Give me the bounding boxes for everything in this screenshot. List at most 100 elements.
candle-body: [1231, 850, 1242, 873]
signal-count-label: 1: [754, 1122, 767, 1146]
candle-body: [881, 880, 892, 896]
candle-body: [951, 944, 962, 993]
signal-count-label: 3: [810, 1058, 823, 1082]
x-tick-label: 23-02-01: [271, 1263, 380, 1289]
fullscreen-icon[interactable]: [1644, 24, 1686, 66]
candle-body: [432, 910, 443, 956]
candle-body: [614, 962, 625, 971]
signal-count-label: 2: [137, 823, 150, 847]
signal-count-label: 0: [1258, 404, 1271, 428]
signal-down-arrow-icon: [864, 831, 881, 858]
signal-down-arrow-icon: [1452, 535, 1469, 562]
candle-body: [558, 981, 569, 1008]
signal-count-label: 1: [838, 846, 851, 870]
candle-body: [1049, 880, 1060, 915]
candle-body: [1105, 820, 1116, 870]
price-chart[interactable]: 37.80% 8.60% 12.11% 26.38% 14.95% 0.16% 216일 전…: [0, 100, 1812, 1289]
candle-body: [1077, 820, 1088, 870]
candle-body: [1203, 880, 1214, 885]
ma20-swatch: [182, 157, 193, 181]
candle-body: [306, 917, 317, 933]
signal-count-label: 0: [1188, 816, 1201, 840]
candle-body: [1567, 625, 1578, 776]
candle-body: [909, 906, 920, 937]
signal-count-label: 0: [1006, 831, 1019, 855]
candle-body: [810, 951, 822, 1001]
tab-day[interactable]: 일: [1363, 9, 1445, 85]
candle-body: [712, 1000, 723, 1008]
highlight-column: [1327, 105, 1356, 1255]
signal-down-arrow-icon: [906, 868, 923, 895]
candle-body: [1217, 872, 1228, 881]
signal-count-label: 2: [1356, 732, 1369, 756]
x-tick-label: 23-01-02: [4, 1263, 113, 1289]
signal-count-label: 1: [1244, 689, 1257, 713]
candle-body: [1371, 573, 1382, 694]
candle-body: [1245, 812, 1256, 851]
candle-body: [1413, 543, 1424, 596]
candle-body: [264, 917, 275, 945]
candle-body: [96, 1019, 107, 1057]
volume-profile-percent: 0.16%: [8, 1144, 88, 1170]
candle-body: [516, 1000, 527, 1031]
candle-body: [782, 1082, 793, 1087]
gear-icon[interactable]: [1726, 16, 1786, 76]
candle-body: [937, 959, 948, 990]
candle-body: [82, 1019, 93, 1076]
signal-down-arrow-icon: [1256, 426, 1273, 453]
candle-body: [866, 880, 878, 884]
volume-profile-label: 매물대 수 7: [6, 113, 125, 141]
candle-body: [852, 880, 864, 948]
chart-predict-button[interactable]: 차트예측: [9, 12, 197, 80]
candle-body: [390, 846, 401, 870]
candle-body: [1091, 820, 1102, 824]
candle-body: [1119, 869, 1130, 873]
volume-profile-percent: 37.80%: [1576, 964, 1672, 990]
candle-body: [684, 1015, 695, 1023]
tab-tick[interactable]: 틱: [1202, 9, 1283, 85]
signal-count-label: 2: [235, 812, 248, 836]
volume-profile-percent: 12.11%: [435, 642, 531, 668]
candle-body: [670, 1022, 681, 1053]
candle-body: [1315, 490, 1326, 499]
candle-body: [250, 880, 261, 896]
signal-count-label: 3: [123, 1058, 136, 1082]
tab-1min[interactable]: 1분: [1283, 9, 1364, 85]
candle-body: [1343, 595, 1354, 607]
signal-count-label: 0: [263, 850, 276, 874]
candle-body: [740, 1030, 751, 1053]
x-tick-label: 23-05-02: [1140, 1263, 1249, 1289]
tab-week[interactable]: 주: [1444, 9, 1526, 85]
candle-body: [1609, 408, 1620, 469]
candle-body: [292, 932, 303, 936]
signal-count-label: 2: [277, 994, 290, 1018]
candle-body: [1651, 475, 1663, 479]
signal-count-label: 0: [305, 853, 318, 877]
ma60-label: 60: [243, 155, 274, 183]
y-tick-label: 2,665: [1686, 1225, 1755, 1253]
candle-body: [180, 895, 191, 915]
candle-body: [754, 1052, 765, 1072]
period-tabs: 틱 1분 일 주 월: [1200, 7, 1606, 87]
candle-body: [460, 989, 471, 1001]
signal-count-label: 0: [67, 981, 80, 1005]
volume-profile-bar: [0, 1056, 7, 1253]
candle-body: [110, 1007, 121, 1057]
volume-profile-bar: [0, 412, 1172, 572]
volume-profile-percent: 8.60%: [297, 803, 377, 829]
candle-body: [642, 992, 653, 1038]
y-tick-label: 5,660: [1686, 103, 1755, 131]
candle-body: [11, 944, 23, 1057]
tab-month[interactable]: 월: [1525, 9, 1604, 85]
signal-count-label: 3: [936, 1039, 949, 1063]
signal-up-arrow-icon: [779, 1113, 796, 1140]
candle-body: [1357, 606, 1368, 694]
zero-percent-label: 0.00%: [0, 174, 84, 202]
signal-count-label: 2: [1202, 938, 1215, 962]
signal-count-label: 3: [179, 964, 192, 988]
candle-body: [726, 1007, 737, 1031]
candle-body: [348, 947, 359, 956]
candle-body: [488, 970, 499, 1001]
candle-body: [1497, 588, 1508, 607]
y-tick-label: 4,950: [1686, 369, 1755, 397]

Objective:
Rewrite the items above, swapping every "candle-body" for "candlestick-body" and leaving everything else as it is.

Answer for the task:
Give me the bounding boxes for everything in this screenshot. List at most 100 elements.
candlestick-body: [1231, 850, 1242, 873]
signal-count-label: 1: [754, 1122, 767, 1146]
candlestick-body: [881, 880, 892, 896]
candlestick-body: [951, 944, 962, 993]
signal-count-label: 3: [810, 1058, 823, 1082]
x-tick-label: 23-02-01: [271, 1263, 380, 1289]
fullscreen-icon[interactable]: [1644, 24, 1686, 66]
candlestick-body: [432, 910, 443, 956]
candlestick-body: [614, 962, 625, 971]
signal-count-label: 2: [137, 823, 150, 847]
signal-count-label: 0: [1258, 404, 1271, 428]
signal-down-arrow-icon: [864, 831, 881, 858]
signal-down-arrow-icon: [1452, 535, 1469, 562]
candlestick-body: [558, 981, 569, 1008]
signal-count-label: 1: [838, 846, 851, 870]
candlestick-body: [1049, 880, 1060, 915]
candlestick-body: [1105, 820, 1116, 870]
price-chart[interactable]: 37.80% 8.60% 12.11% 26.38% 14.95% 0.16% 216일 전…: [0, 100, 1812, 1289]
candlestick-body: [1077, 820, 1088, 870]
candlestick-body: [1203, 880, 1214, 885]
ma20-swatch: [182, 157, 193, 181]
candlestick-body: [306, 917, 317, 933]
signal-count-label: 0: [1188, 816, 1201, 840]
candlestick-body: [1567, 625, 1578, 776]
candlestick-body: [909, 906, 920, 937]
signal-count-label: 0: [1006, 831, 1019, 855]
candlestick-body: [810, 951, 822, 1001]
tab-day[interactable]: 일: [1363, 9, 1445, 85]
candlestick-body: [712, 1000, 723, 1008]
highlight-column: [1327, 105, 1356, 1255]
signal-down-arrow-icon: [906, 868, 923, 895]
candlestick-body: [1217, 872, 1228, 881]
signal-count-label: 2: [1356, 732, 1369, 756]
x-tick-label: 23-01-02: [4, 1263, 113, 1289]
signal-count-label: 1: [1244, 689, 1257, 713]
candlestick-body: [1371, 573, 1382, 694]
candlestick-body: [1245, 812, 1256, 851]
candlestick-body: [1413, 543, 1424, 596]
candlestick-body: [264, 917, 275, 945]
candlestick-body: [96, 1019, 107, 1057]
volume-profile-percent: 0.16%: [8, 1144, 88, 1170]
candlestick-body: [516, 1000, 527, 1031]
candlestick-body: [782, 1082, 793, 1087]
gear-icon[interactable]: [1726, 16, 1786, 76]
candlestick-body: [937, 959, 948, 990]
candlestick-body: [82, 1019, 93, 1076]
signal-down-arrow-icon: [1256, 426, 1273, 453]
candlestick-body: [866, 880, 878, 884]
volume-profile-label: 매물대 수 7: [6, 113, 125, 141]
candlestick-body: [852, 880, 864, 948]
chart-predict-button[interactable]: 차트예측: [9, 12, 197, 80]
candlestick-body: [390, 846, 401, 870]
candlestick-body: [1091, 820, 1102, 824]
candlestick-body: [1119, 869, 1130, 873]
volume-profile-percent: 37.80%: [1576, 964, 1672, 990]
candlestick-body: [684, 1015, 695, 1023]
tab-tick[interactable]: 틱: [1202, 9, 1283, 85]
signal-count-label: 2: [235, 812, 248, 836]
volume-profile-percent: 12.11%: [435, 642, 531, 668]
candlestick-body: [670, 1022, 681, 1053]
candlestick-body: [1315, 490, 1326, 499]
candlestick-body: [250, 880, 261, 896]
signal-count-label: 3: [123, 1058, 136, 1082]
tab-1min[interactable]: 1분: [1283, 9, 1364, 85]
candlestick-body: [1343, 595, 1354, 607]
signal-count-label: 0: [263, 850, 276, 874]
candlestick-body: [740, 1030, 751, 1053]
x-tick-label: 23-05-02: [1140, 1263, 1249, 1289]
tab-week[interactable]: 주: [1444, 9, 1526, 85]
candlestick-body: [1609, 408, 1620, 469]
candlestick-body: [292, 932, 303, 936]
signal-count-label: 2: [277, 994, 290, 1018]
candlestick-body: [1651, 475, 1663, 479]
signal-count-label: 0: [305, 853, 318, 877]
ma60-label: 60: [243, 155, 274, 183]
y-tick-label: 2,665: [1686, 1225, 1755, 1253]
candlestick-body: [180, 895, 191, 915]
candlestick-body: [754, 1052, 765, 1072]
period-tabs: 틱 1분 일 주 월: [1200, 7, 1606, 87]
candlestick-body: [460, 989, 471, 1001]
signal-count-label: 0: [67, 981, 80, 1005]
volume-profile-bar: [0, 1056, 7, 1253]
candlestick-body: [110, 1007, 121, 1057]
volume-profile-bar: [0, 412, 1172, 572]
volume-profile-percent: 8.60%: [297, 803, 377, 829]
candlestick-body: [642, 992, 653, 1038]
y-tick-label: 5,660: [1686, 103, 1755, 131]
candlestick-body: [11, 944, 23, 1057]
tab-month[interactable]: 월: [1525, 9, 1604, 85]
signal-count-label: 3: [936, 1039, 949, 1063]
signal-up-arrow-icon: [779, 1113, 796, 1140]
candlestick-body: [1357, 606, 1368, 694]
zero-percent-label: 0.00%: [0, 174, 84, 202]
signal-count-label: 2: [1202, 938, 1215, 962]
signal-count-label: 3: [179, 964, 192, 988]
candlestick-body: [726, 1007, 737, 1031]
candlestick-body: [348, 947, 359, 956]
candlestick-body: [488, 970, 499, 1001]
candlestick-body: [1497, 588, 1508, 607]
y-tick-label: 4,950: [1686, 369, 1755, 397]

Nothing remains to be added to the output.